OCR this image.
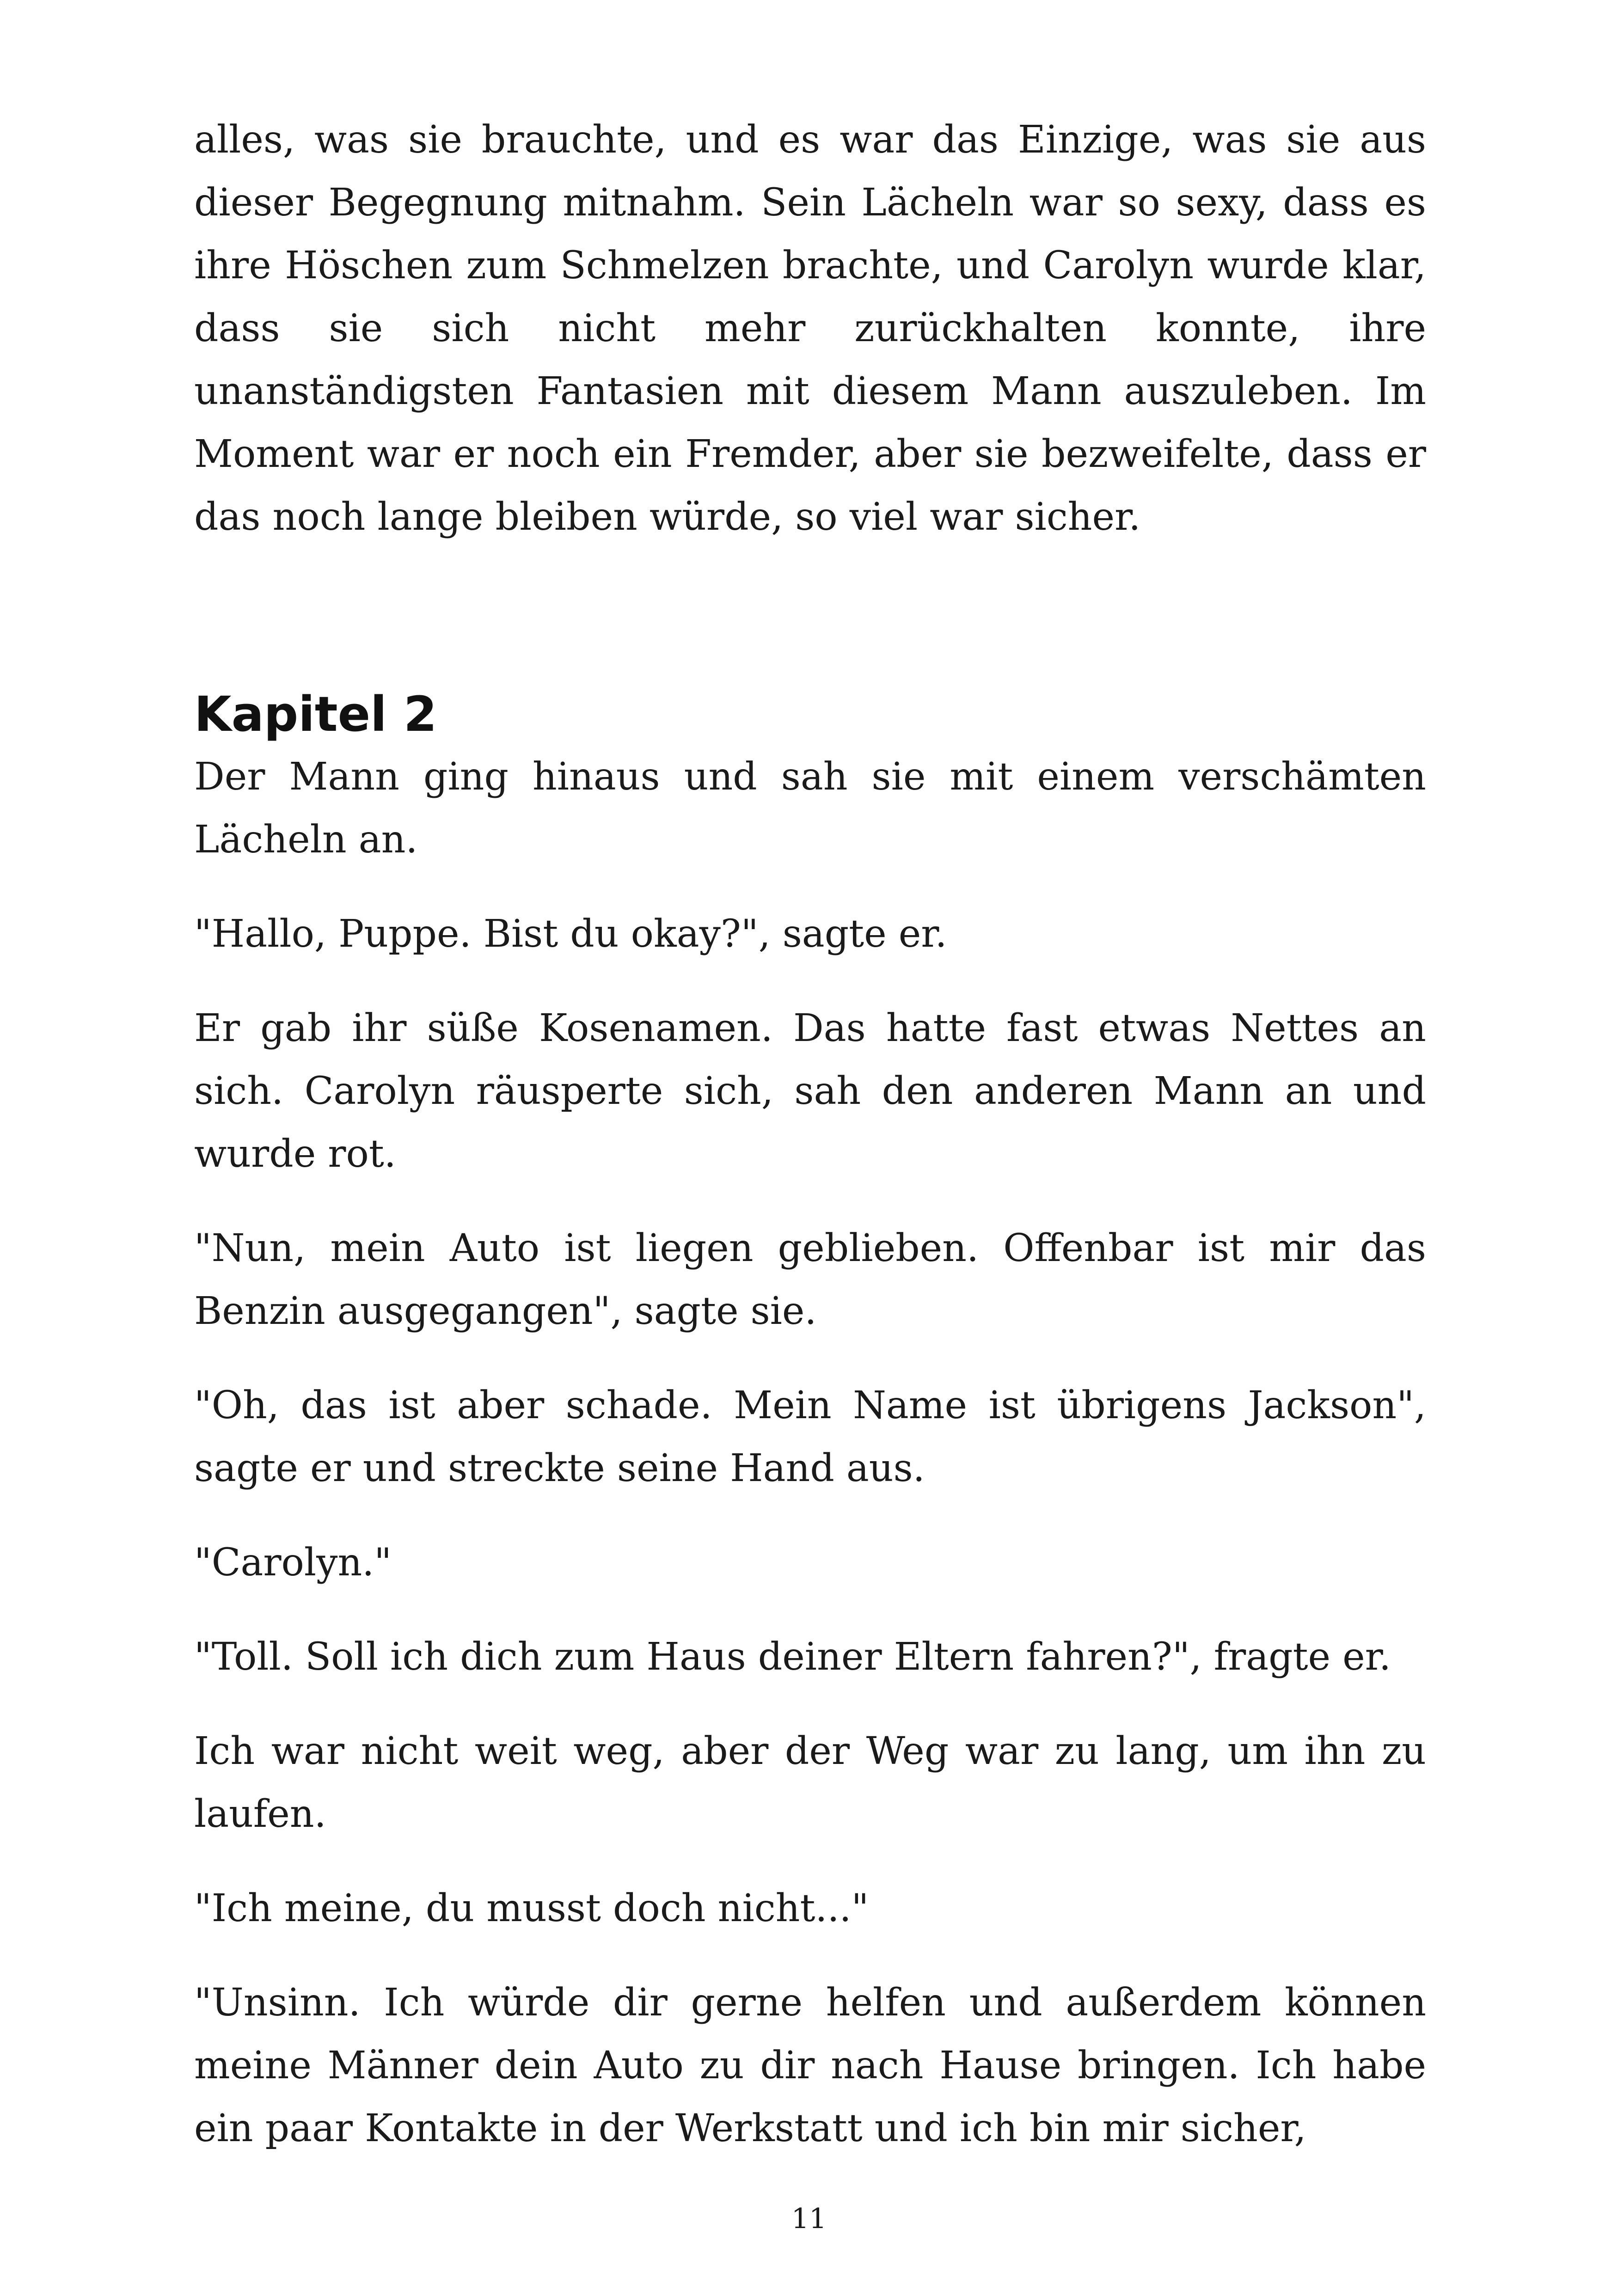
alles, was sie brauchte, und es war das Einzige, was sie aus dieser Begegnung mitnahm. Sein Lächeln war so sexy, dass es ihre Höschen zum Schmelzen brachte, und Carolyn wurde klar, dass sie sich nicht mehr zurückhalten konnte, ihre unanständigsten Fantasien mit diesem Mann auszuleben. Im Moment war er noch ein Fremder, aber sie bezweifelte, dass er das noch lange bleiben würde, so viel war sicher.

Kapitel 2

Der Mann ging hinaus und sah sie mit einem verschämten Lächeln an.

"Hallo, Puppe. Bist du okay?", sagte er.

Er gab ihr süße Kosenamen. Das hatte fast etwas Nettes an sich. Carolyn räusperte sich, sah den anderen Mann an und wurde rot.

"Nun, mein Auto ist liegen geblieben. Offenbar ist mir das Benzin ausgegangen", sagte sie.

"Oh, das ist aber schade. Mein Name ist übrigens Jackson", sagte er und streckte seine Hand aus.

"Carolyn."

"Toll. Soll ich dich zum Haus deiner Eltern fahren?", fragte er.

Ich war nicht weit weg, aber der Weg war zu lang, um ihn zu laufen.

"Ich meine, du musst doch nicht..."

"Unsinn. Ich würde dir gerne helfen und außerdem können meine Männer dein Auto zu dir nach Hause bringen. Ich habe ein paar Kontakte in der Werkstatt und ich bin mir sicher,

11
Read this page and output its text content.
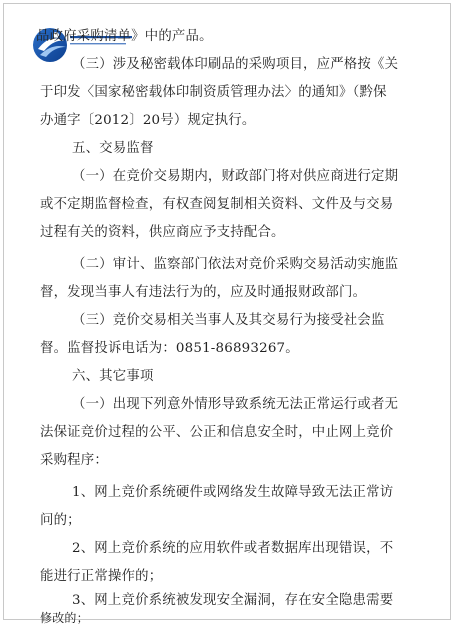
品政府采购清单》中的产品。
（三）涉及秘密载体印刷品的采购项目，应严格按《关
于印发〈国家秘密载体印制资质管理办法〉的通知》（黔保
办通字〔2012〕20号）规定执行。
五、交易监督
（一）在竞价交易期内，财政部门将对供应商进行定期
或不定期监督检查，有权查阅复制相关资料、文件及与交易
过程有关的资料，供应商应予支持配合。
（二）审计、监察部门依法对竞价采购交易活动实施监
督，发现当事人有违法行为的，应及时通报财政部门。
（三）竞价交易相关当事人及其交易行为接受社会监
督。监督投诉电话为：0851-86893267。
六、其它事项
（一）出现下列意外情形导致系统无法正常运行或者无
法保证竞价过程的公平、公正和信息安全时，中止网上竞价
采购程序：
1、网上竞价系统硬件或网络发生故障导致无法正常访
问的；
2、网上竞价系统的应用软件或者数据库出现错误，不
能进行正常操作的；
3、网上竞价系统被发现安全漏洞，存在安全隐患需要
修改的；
++++++++
__To be done__.
In the copy, include no pictures; restate the listing above exactly.

__The response__.
OCR this image.
alles, was sie brauchte, und es war das Einzige, was sie aus dieser Begegnung mitnahm. Sein Lächeln war so sexy, dass es ihre Höschen zum Schmelzen brachte, und Carolyn wurde klar, dass sie sich nicht mehr zurückhalten konnte, ihre unanständigsten Fantasien mit diesem Mann auszuleben. Im Moment war er noch ein Fremder, aber sie bezweifelte, dass er das noch lange bleiben würde, so viel war sicher.

Kapitel 2

Der Mann ging hinaus und sah sie mit einem verschämten Lächeln an.

"Hallo, Puppe. Bist du okay?", sagte er.

Er gab ihr süße Kosenamen. Das hatte fast etwas Nettes an sich. Carolyn räusperte sich, sah den anderen Mann an und wurde rot.

"Nun, mein Auto ist liegen geblieben. Offenbar ist mir das Benzin ausgegangen", sagte sie.

"Oh, das ist aber schade. Mein Name ist übrigens Jackson", sagte er und streckte seine Hand aus.

"Carolyn."

"Toll. Soll ich dich zum Haus deiner Eltern fahren?", fragte er.

Ich war nicht weit weg, aber der Weg war zu lang, um ihn zu laufen.

"Ich meine, du musst doch nicht..."

"Unsinn. Ich würde dir gerne helfen und außerdem können meine Männer dein Auto zu dir nach Hause bringen. Ich habe ein paar Kontakte in der Werkstatt und ich bin mir sicher,

11
Read this page and output its text content.
品政府采购清单》中的产品。
（三）涉及秘密载体印刷品的采购项目，应严格按《关
于印发〈国家秘密载体印制资质管理办法〉的通知》（黔保
办通字〔2012〕20号）规定执行。
五、交易监督
（一）在竞价交易期内，财政部门将对供应商进行定期
或不定期监督检查，有权查阅复制相关资料、文件及与交易
过程有关的资料，供应商应予支持配合。
（二）审计、监察部门依法对竞价采购交易活动实施监
督，发现当事人有违法行为的，应及时通报财政部门。
（三）竞价交易相关当事人及其交易行为接受社会监
督。监督投诉电话为：0851-86893267。
六、其它事项
（一）出现下列意外情形导致系统无法正常运行或者无
法保证竞价过程的公平、公正和信息安全时，中止网上竞价
采购程序：
1、网上竞价系统硬件或网络发生故障导致无法正常访
问的；
2、网上竞价系统的应用软件或者数据库出现错误，不
能进行正常操作的；
3、网上竞价系统被发现安全漏洞，存在安全隐患需要
修改的；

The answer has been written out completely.